Dataset records:
================
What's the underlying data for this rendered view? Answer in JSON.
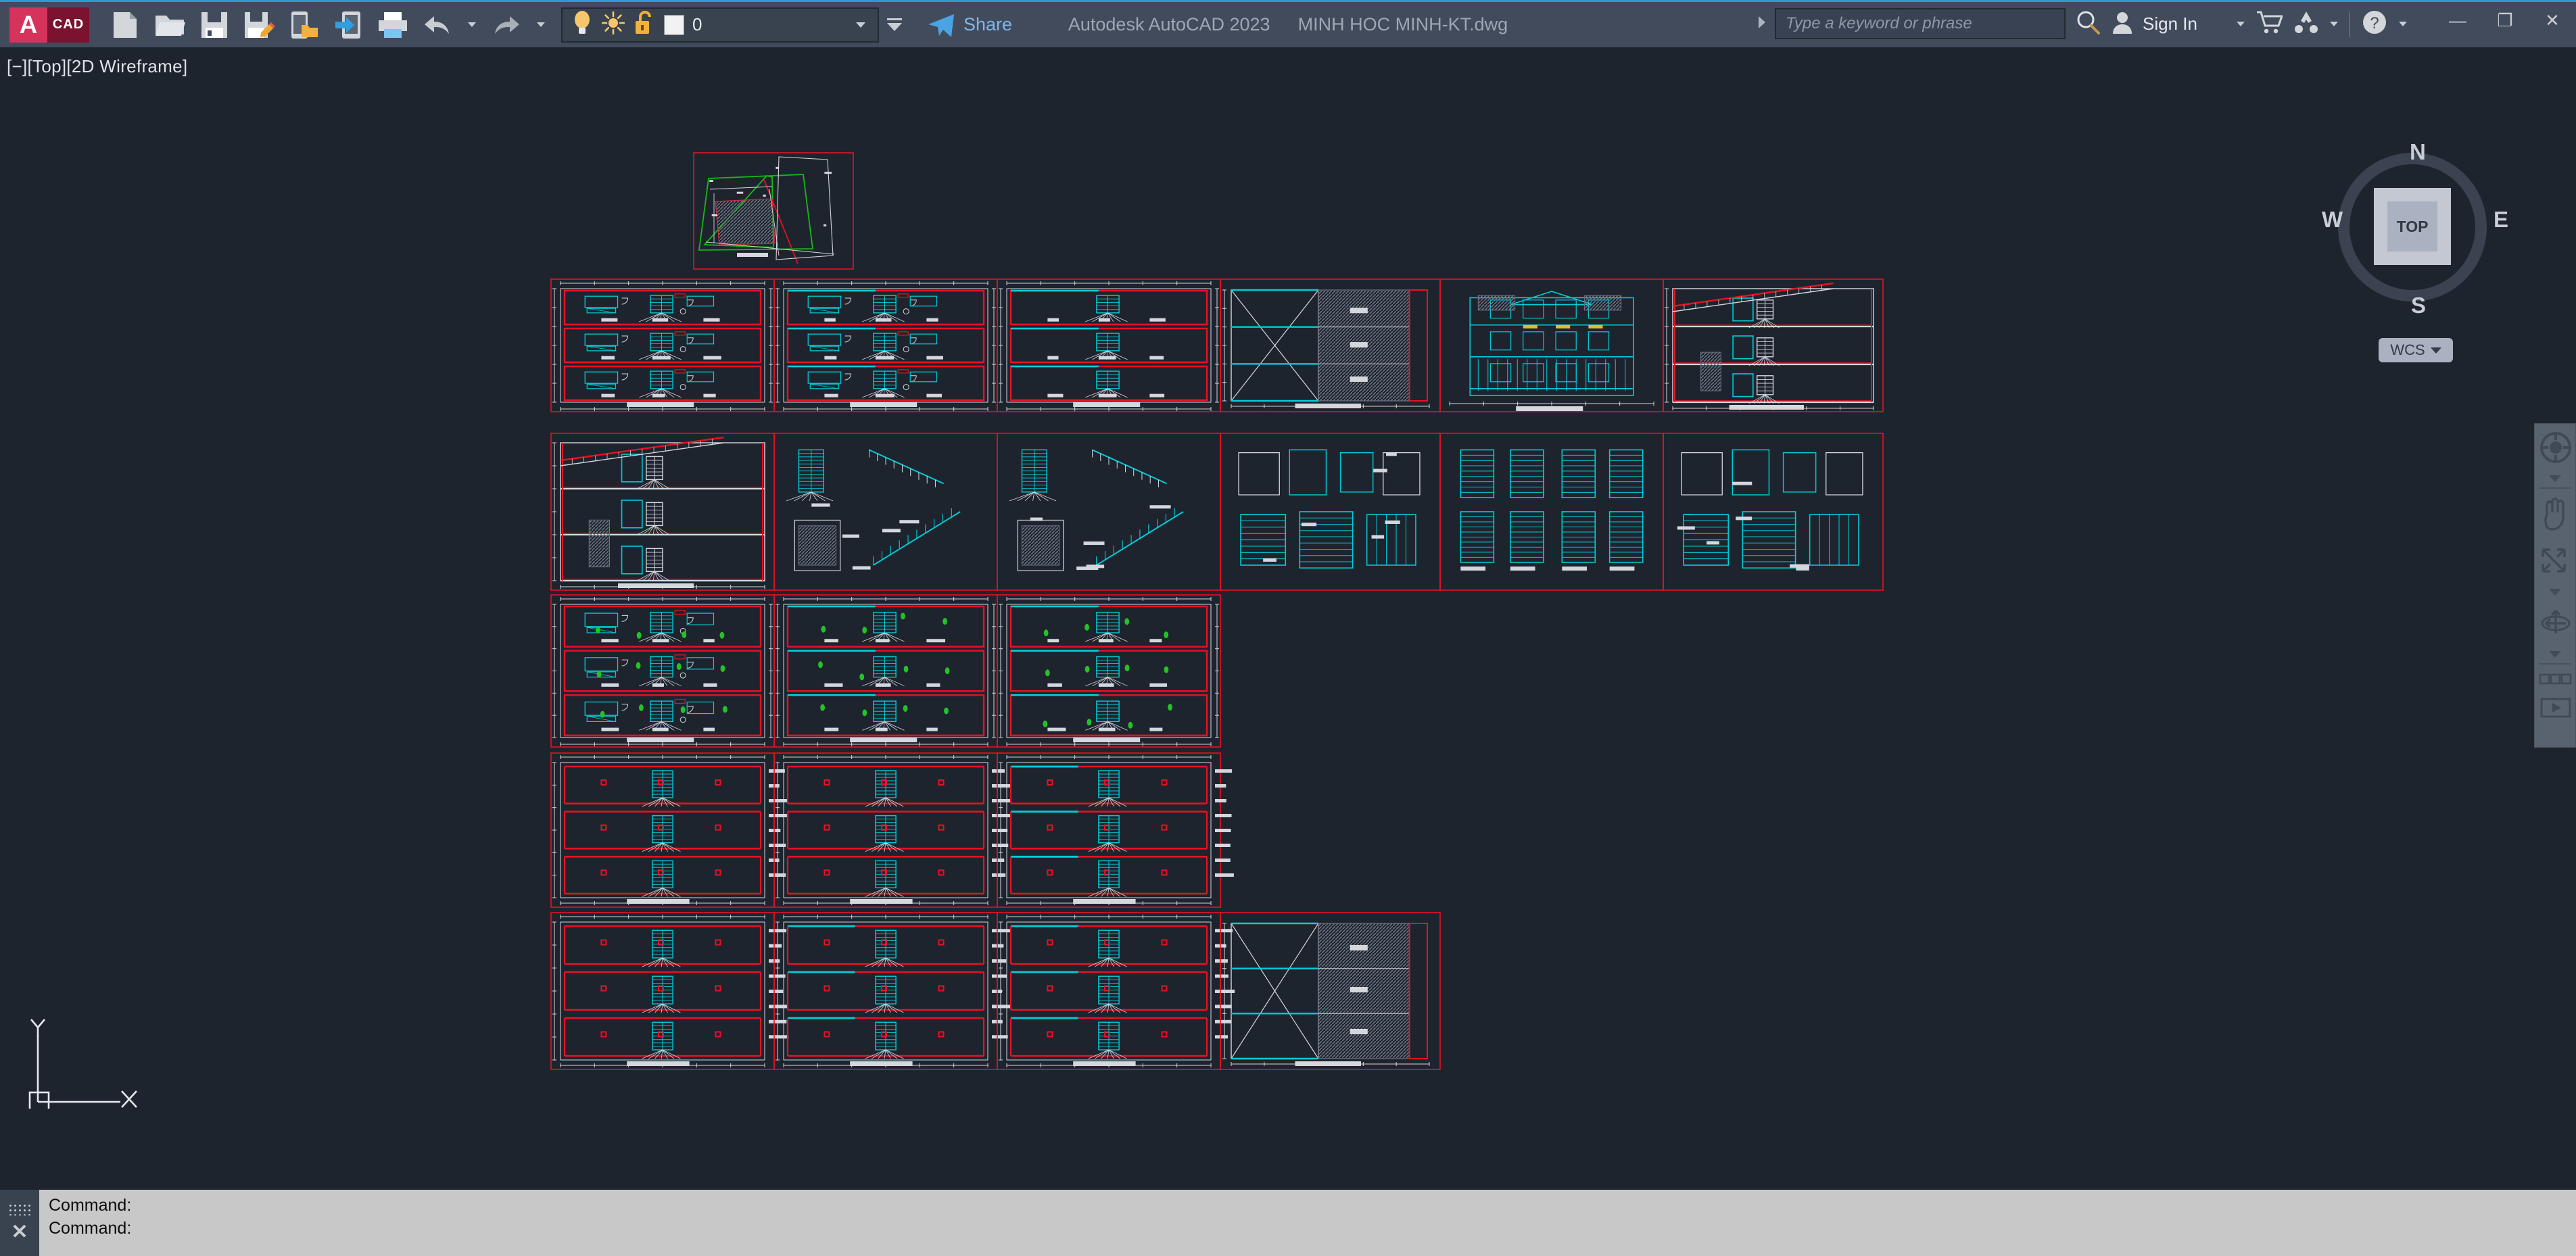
{
  "app": {
    "title_product": "Autodesk AutoCAD 2023",
    "title_file": "MINH HOC MINH-KT.dwg",
    "accent_blue": "#2c9ad1",
    "titlebar_bg": "#414b5c",
    "canvas_bg": "#1e242e"
  },
  "quick_access": {
    "items": [
      {
        "name": "new-icon",
        "label": "New"
      },
      {
        "name": "open-icon",
        "label": "Open"
      },
      {
        "name": "save-icon",
        "label": "Save"
      },
      {
        "name": "saveas-icon",
        "label": "Save As"
      },
      {
        "name": "open-web-icon",
        "label": "Open from Web & Mobile"
      },
      {
        "name": "save-web-icon",
        "label": "Save to Web & Mobile"
      },
      {
        "name": "plot-icon",
        "label": "Plot"
      },
      {
        "name": "undo-icon",
        "label": "Undo"
      },
      {
        "name": "redo-icon",
        "label": "Redo"
      }
    ]
  },
  "layer_control": {
    "layer_name": "0",
    "on_icon": "lightbulb-icon",
    "freeze_icon": "sun-icon",
    "lock_icon": "unlock-icon",
    "color_swatch": "#f2f2f2",
    "dropdown_icon": "chevron-down-icon"
  },
  "share": {
    "label": "Share",
    "icon": "paper-plane-icon",
    "color": "#7eb6e8"
  },
  "search": {
    "placeholder": "Type a keyword or phrase",
    "icon": "search-icon",
    "expand_icon": "chevron-right-icon"
  },
  "account": {
    "sign_in_label": "Sign In",
    "avatar_icon": "user-icon",
    "dropdown_icon": "chevron-down-icon",
    "cart_icon": "shopping-cart-icon",
    "autodesk_icon": "autodesk-logo-icon",
    "help_icon": "help-question-icon"
  },
  "window_controls": {
    "minimize": "—",
    "maximize": "❐",
    "close": "✕"
  },
  "viewport": {
    "label": "[−][Top][2D Wireframe]",
    "view_name": "Top",
    "visual_style": "2D Wireframe"
  },
  "viewcube": {
    "top_face": "TOP",
    "north": "N",
    "east": "E",
    "south": "S",
    "west": "W",
    "ucs_label": "WCS"
  },
  "navbar": {
    "items": [
      {
        "name": "steering-wheel-icon",
        "label": "Full Navigation Wheel"
      },
      {
        "name": "pan-hand-icon",
        "label": "Pan"
      },
      {
        "name": "zoom-extents-icon",
        "label": "Zoom Extents"
      },
      {
        "name": "orbit-icon",
        "label": "Orbit"
      },
      {
        "name": "showmotion-icon",
        "label": "ShowMotion"
      }
    ]
  },
  "ucs_icon": {
    "x_label": "X",
    "y_label": "Y",
    "type": "2d-ucs-icon"
  },
  "command_window": {
    "lines": [
      "Command:",
      "Command:"
    ],
    "close_icon": "close-icon",
    "grip_icon": "drag-grip-icon"
  },
  "drawing": {
    "description": "Architectural drawing set — multi-storey house, plans, sections and elevations arranged in red sheet frames",
    "frame_color": "#e81123",
    "wall_color": "#e81123",
    "fixture_color": "#00cdd7",
    "annotation_color": "#d4d8de",
    "vegetation_color": "#22c425",
    "boundary_color": "#15b915",
    "hatch_color": "#6c7280",
    "grid": {
      "rows": [
        {
          "row": 1,
          "cells": 6,
          "kind": "floor-plan-row"
        },
        {
          "row": 2,
          "cells": 6,
          "kind": "detail-row"
        },
        {
          "row": 3,
          "cells": 3,
          "kind": "landscape-plan-row"
        },
        {
          "row": 4,
          "cells": 3,
          "kind": "structural-plan-row"
        },
        {
          "row": 5,
          "cells": 4,
          "kind": "foundation-plan-row"
        }
      ],
      "site_plan_above": true
    }
  }
}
================
◆ Exercise details ◆
Which lines contain the word "down"? Copy each of them.

◆ Problem solution ◆
    "dropdown_icon": "chevron-down-icon"
    "dropdown_icon": "chevron-down-icon",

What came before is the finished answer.